— What the task requires —
Copy the records that follow exactly as written, but not their pictures.
begin Material for this exercise
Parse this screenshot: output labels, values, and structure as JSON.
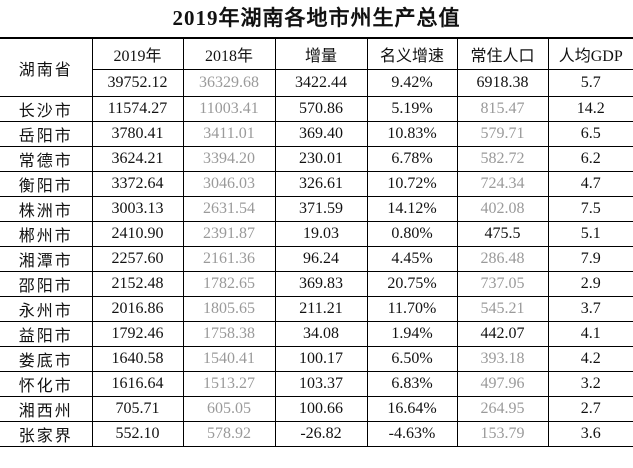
{
  "title": "2019年湖南各地市州生产总值",
  "table": {
    "header": [
      "2019年",
      "2018年",
      "增量",
      "名义增速",
      "常住人口",
      "人均GDP"
    ],
    "rows": [
      [
        "湖南省",
        "39752.12",
        "36329.68",
        "3422.44",
        "9.42%",
        "6918.38",
        "5.7"
      ],
      [
        "长沙市",
        "11574.27",
        "11003.41",
        "570.86",
        "5.19%",
        "815.47",
        "14.2"
      ],
      [
        "岳阳市",
        "3780.41",
        "3411.01",
        "369.40",
        "10.83%",
        "579.71",
        "6.5"
      ],
      [
        "常德市",
        "3624.21",
        "3394.20",
        "230.01",
        "6.78%",
        "582.72",
        "6.2"
      ],
      [
        "衡阳市",
        "3372.64",
        "3046.03",
        "326.61",
        "10.72%",
        "724.34",
        "4.7"
      ],
      [
        "株洲市",
        "3003.13",
        "2631.54",
        "371.59",
        "14.12%",
        "402.08",
        "7.5"
      ],
      [
        "郴州市",
        "2410.90",
        "2391.87",
        "19.03",
        "0.80%",
        "475.5",
        "5.1"
      ],
      [
        "湘潭市",
        "2257.60",
        "2161.36",
        "96.24",
        "4.45%",
        "286.48",
        "7.9"
      ],
      [
        "邵阳市",
        "2152.48",
        "1782.65",
        "369.83",
        "20.75%",
        "737.05",
        "2.9"
      ],
      [
        "永州市",
        "2016.86",
        "1805.65",
        "211.21",
        "11.70%",
        "545.21",
        "3.7"
      ],
      [
        "益阳市",
        "1792.46",
        "1758.38",
        "34.08",
        "1.94%",
        "442.07",
        "4.1"
      ],
      [
        "娄底市",
        "1640.58",
        "1540.41",
        "100.17",
        "6.50%",
        "393.18",
        "4.2"
      ],
      [
        "怀化市",
        "1616.64",
        "1513.27",
        "103.37",
        "6.83%",
        "497.96",
        "3.2"
      ],
      [
        "湘西州",
        "705.71",
        "605.05",
        "100.66",
        "16.64%",
        "264.95",
        "2.7"
      ],
      [
        "张家界",
        "552.10",
        "578.92",
        "-26.82",
        "-4.63%",
        "153.79",
        "3.6"
      ]
    ]
  }
}
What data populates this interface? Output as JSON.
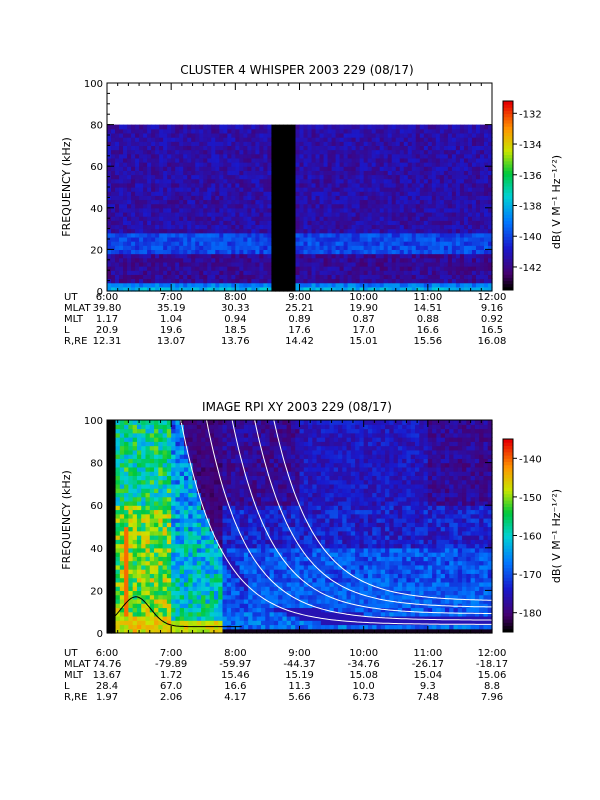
{
  "chart_data": [
    {
      "type": "heatmap",
      "title": "CLUSTER 4 WHISPER 2003 229 (08/17)",
      "ylabel": "FREQUENCY (kHz)",
      "ylim": [
        0,
        100
      ],
      "yticks": [
        "0",
        "20",
        "40",
        "60",
        "80",
        "100"
      ],
      "data_ceiling_khz": 80,
      "colorbar": {
        "label": "dB( V M⁻¹ Hz⁻¹ᐟ²)",
        "ticks": [
          "-132",
          "-134",
          "-136",
          "-138",
          "-140",
          "-142"
        ],
        "range": [
          -143.5,
          -131.2
        ],
        "colormap": "rainbow"
      },
      "data_gap_utc": [
        "08:33",
        "08:55"
      ],
      "bands": [
        {
          "f_khz": [
            0,
            5
          ],
          "level_db": -139
        },
        {
          "f_khz": [
            18,
            29
          ],
          "level_db": -140
        },
        {
          "f_khz": [
            29,
            80
          ],
          "level_db": -141.5
        }
      ],
      "ephemeris": {
        "row_labels": [
          "UT",
          "MLAT",
          "MLT",
          "L",
          "R,RE"
        ],
        "columns": [
          {
            "UT": "6:00",
            "MLAT": "39.80",
            "MLT": "1.17",
            "L": "20.9",
            "R,RE": "12.31"
          },
          {
            "UT": "7:00",
            "MLAT": "35.19",
            "MLT": "1.04",
            "L": "19.6",
            "R,RE": "13.07"
          },
          {
            "UT": "8:00",
            "MLAT": "30.33",
            "MLT": "0.94",
            "L": "18.5",
            "R,RE": "13.76"
          },
          {
            "UT": "9:00",
            "MLAT": "25.21",
            "MLT": "0.89",
            "L": "17.6",
            "R,RE": "14.42"
          },
          {
            "UT": "10:00",
            "MLAT": "19.90",
            "MLT": "0.87",
            "L": "17.0",
            "R,RE": "15.01"
          },
          {
            "UT": "11:00",
            "MLAT": "14.51",
            "MLT": "0.88",
            "L": "16.6",
            "R,RE": "15.56"
          },
          {
            "UT": "12:00",
            "MLAT": "9.16",
            "MLT": "0.92",
            "L": "16.5",
            "R,RE": "16.08"
          }
        ]
      }
    },
    {
      "type": "heatmap",
      "title": "IMAGE RPI XY 2003 229 (08/17)",
      "ylabel": "FREQUENCY (kHz)",
      "ylim": [
        0,
        100
      ],
      "yticks": [
        "0",
        "20",
        "40",
        "60",
        "80",
        "100"
      ],
      "colorbar": {
        "label": "dB( V M⁻¹ Hz⁻¹ᐟ²)",
        "ticks": [
          "-140",
          "-150",
          "-160",
          "-170",
          "-180"
        ],
        "range": [
          -185,
          -135
        ],
        "colormap": "rainbow"
      },
      "ephemeris": {
        "row_labels": [
          "UT",
          "MLAT",
          "MLT",
          "L",
          "R,RE"
        ],
        "columns": [
          {
            "UT": "6:00",
            "MLAT": "74.76",
            "MLT": "13.67",
            "L": "28.4",
            "R,RE": "1.97"
          },
          {
            "UT": "7:00",
            "MLAT": "-79.89",
            "MLT": "1.72",
            "L": "67.0",
            "R,RE": "2.06"
          },
          {
            "UT": "8:00",
            "MLAT": "-59.97",
            "MLT": "15.46",
            "L": "16.6",
            "R,RE": "4.17"
          },
          {
            "UT": "9:00",
            "MLAT": "-44.37",
            "MLT": "15.19",
            "L": "11.3",
            "R,RE": "5.66"
          },
          {
            "UT": "10:00",
            "MLAT": "-34.76",
            "MLT": "15.08",
            "L": "10.0",
            "R,RE": "6.73"
          },
          {
            "UT": "11:00",
            "MLAT": "-26.17",
            "MLT": "15.04",
            "L": "9.3",
            "R,RE": "7.48"
          },
          {
            "UT": "12:00",
            "MLAT": "-18.17",
            "MLT": "15.06",
            "L": "8.8",
            "R,RE": "7.96"
          }
        ]
      },
      "overlay_curves_white": [
        {
          "t0_hours": 7.15,
          "f_at_t0_khz": 100,
          "floor_khz": 4
        },
        {
          "t0_hours": 7.55,
          "f_at_t0_khz": 100,
          "floor_khz": 6
        },
        {
          "t0_hours": 7.95,
          "f_at_t0_khz": 100,
          "floor_khz": 9
        },
        {
          "t0_hours": 8.3,
          "f_at_t0_khz": 100,
          "floor_khz": 12
        },
        {
          "t0_hours": 8.6,
          "f_at_t0_khz": 100,
          "floor_khz": 15
        }
      ],
      "overlay_curve_black": {
        "peak_time_hours": 6.45,
        "peak_khz": 17
      }
    }
  ]
}
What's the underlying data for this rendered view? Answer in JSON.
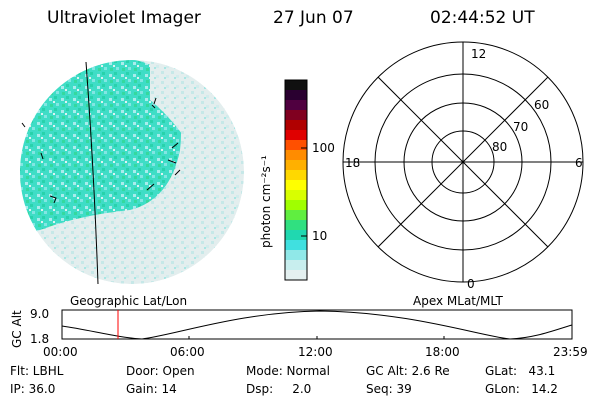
end Material for this exercise
— Finished answer —
Parse this screenshot: output labels, values, and structure as JSON.
{
  "title": "2019年湖南各地市州生产总值",
  "table": {
    "header": [
      "2019年",
      "2018年",
      "增量",
      "名义增速",
      "常住人口",
      "人均GDP"
    ],
    "rows": [
      [
        "湖南省",
        "39752.12",
        "36329.68",
        "3422.44",
        "9.42%",
        "6918.38",
        "5.7"
      ],
      [
        "长沙市",
        "11574.27",
        "11003.41",
        "570.86",
        "5.19%",
        "815.47",
        "14.2"
      ],
      [
        "岳阳市",
        "3780.41",
        "3411.01",
        "369.40",
        "10.83%",
        "579.71",
        "6.5"
      ],
      [
        "常德市",
        "3624.21",
        "3394.20",
        "230.01",
        "6.78%",
        "582.72",
        "6.2"
      ],
      [
        "衡阳市",
        "3372.64",
        "3046.03",
        "326.61",
        "10.72%",
        "724.34",
        "4.7"
      ],
      [
        "株洲市",
        "3003.13",
        "2631.54",
        "371.59",
        "14.12%",
        "402.08",
        "7.5"
      ],
      [
        "郴州市",
        "2410.90",
        "2391.87",
        "19.03",
        "0.80%",
        "475.5",
        "5.1"
      ],
      [
        "湘潭市",
        "2257.60",
        "2161.36",
        "96.24",
        "4.45%",
        "286.48",
        "7.9"
      ],
      [
        "邵阳市",
        "2152.48",
        "1782.65",
        "369.83",
        "20.75%",
        "737.05",
        "2.9"
      ],
      [
        "永州市",
        "2016.86",
        "1805.65",
        "211.21",
        "11.70%",
        "545.21",
        "3.7"
      ],
      [
        "益阳市",
        "1792.46",
        "1758.38",
        "34.08",
        "1.94%",
        "442.07",
        "4.1"
      ],
      [
        "娄底市",
        "1640.58",
        "1540.41",
        "100.17",
        "6.50%",
        "393.18",
        "4.2"
      ],
      [
        "怀化市",
        "1616.64",
        "1513.27",
        "103.37",
        "6.83%",
        "497.96",
        "3.2"
      ],
      [
        "湘西州",
        "705.71",
        "605.05",
        "100.66",
        "16.64%",
        "264.95",
        "2.7"
      ],
      [
        "张家界",
        "552.10",
        "578.92",
        "-26.82",
        "-4.63%",
        "153.79",
        "3.6"
      ]
    ]
  }
}
What data populates this interface? Output as JSON.
{
  "chart_data": [
    {
      "type": "heatmap",
      "title": "CLUSTER 4 WHISPER 2003 229 (08/17)",
      "ylabel": "FREQUENCY (kHz)",
      "ylim": [
        0,
        100
      ],
      "yticks": [
        "0",
        "20",
        "40",
        "60",
        "80",
        "100"
      ],
      "data_ceiling_khz": 80,
      "colorbar": {
        "label": "dB( V M⁻¹ Hz⁻¹ᐟ²)",
        "ticks": [
          "-132",
          "-134",
          "-136",
          "-138",
          "-140",
          "-142"
        ],
        "range": [
          -143.5,
          -131.2
        ],
        "colormap": "rainbow"
      },
      "data_gap_utc": [
        "08:33",
        "08:55"
      ],
      "bands": [
        {
          "f_khz": [
            0,
            5
          ],
          "level_db": -139
        },
        {
          "f_khz": [
            18,
            29
          ],
          "level_db": -140
        },
        {
          "f_khz": [
            29,
            80
          ],
          "level_db": -141.5
        }
      ],
      "ephemeris": {
        "row_labels": [
          "UT",
          "MLAT",
          "MLT",
          "L",
          "R,RE"
        ],
        "columns": [
          {
            "UT": "6:00",
            "MLAT": "39.80",
            "MLT": "1.17",
            "L": "20.9",
            "R,RE": "12.31"
          },
          {
            "UT": "7:00",
            "MLAT": "35.19",
            "MLT": "1.04",
            "L": "19.6",
            "R,RE": "13.07"
          },
          {
            "UT": "8:00",
            "MLAT": "30.33",
            "MLT": "0.94",
            "L": "18.5",
            "R,RE": "13.76"
          },
          {
            "UT": "9:00",
            "MLAT": "25.21",
            "MLT": "0.89",
            "L": "17.6",
            "R,RE": "14.42"
          },
          {
            "UT": "10:00",
            "MLAT": "19.90",
            "MLT": "0.87",
            "L": "17.0",
            "R,RE": "15.01"
          },
          {
            "UT": "11:00",
            "MLAT": "14.51",
            "MLT": "0.88",
            "L": "16.6",
            "R,RE": "15.56"
          },
          {
            "UT": "12:00",
            "MLAT": "9.16",
            "MLT": "0.92",
            "L": "16.5",
            "R,RE": "16.08"
          }
        ]
      }
    },
    {
      "type": "heatmap",
      "title": "IMAGE RPI XY 2003 229 (08/17)",
      "ylabel": "FREQUENCY (kHz)",
      "ylim": [
        0,
        100
      ],
      "yticks": [
        "0",
        "20",
        "40",
        "60",
        "80",
        "100"
      ],
      "colorbar": {
        "label": "dB( V M⁻¹ Hz⁻¹ᐟ²)",
        "ticks": [
          "-140",
          "-150",
          "-160",
          "-170",
          "-180"
        ],
        "range": [
          -185,
          -135
        ],
        "colormap": "rainbow"
      },
      "ephemeris": {
        "row_labels": [
          "UT",
          "MLAT",
          "MLT",
          "L",
          "R,RE"
        ],
        "columns": [
          {
            "UT": "6:00",
            "MLAT": "74.76",
            "MLT": "13.67",
            "L": "28.4",
            "R,RE": "1.97"
          },
          {
            "UT": "7:00",
            "MLAT": "-79.89",
            "MLT": "1.72",
            "L": "67.0",
            "R,RE": "2.06"
          },
          {
            "UT": "8:00",
            "MLAT": "-59.97",
            "MLT": "15.46",
            "L": "16.6",
            "R,RE": "4.17"
          },
          {
            "UT": "9:00",
            "MLAT": "-44.37",
            "MLT": "15.19",
            "L": "11.3",
            "R,RE": "5.66"
          },
          {
            "UT": "10:00",
            "MLAT": "-34.76",
            "MLT": "15.08",
            "L": "10.0",
            "R,RE": "6.73"
          },
          {
            "UT": "11:00",
            "MLAT": "-26.17",
            "MLT": "15.04",
            "L": "9.3",
            "R,RE": "7.48"
          },
          {
            "UT": "12:00",
            "MLAT": "-18.17",
            "MLT": "15.06",
            "L": "8.8",
            "R,RE": "7.96"
          }
        ]
      },
      "overlay_curves_white": [
        {
          "t0_hours": 7.15,
          "f_at_t0_khz": 100,
          "floor_khz": 4
        },
        {
          "t0_hours": 7.55,
          "f_at_t0_khz": 100,
          "floor_khz": 6
        },
        {
          "t0_hours": 7.95,
          "f_at_t0_khz": 100,
          "floor_khz": 9
        },
        {
          "t0_hours": 8.3,
          "f_at_t0_khz": 100,
          "floor_khz": 12
        },
        {
          "t0_hours": 8.6,
          "f_at_t0_khz": 100,
          "floor_khz": 15
        }
      ],
      "overlay_curve_black": {
        "peak_time_hours": 6.45,
        "peak_khz": 17
      }
    }
  ]
}
What's the underlying data for this rendered view? Answer in JSON.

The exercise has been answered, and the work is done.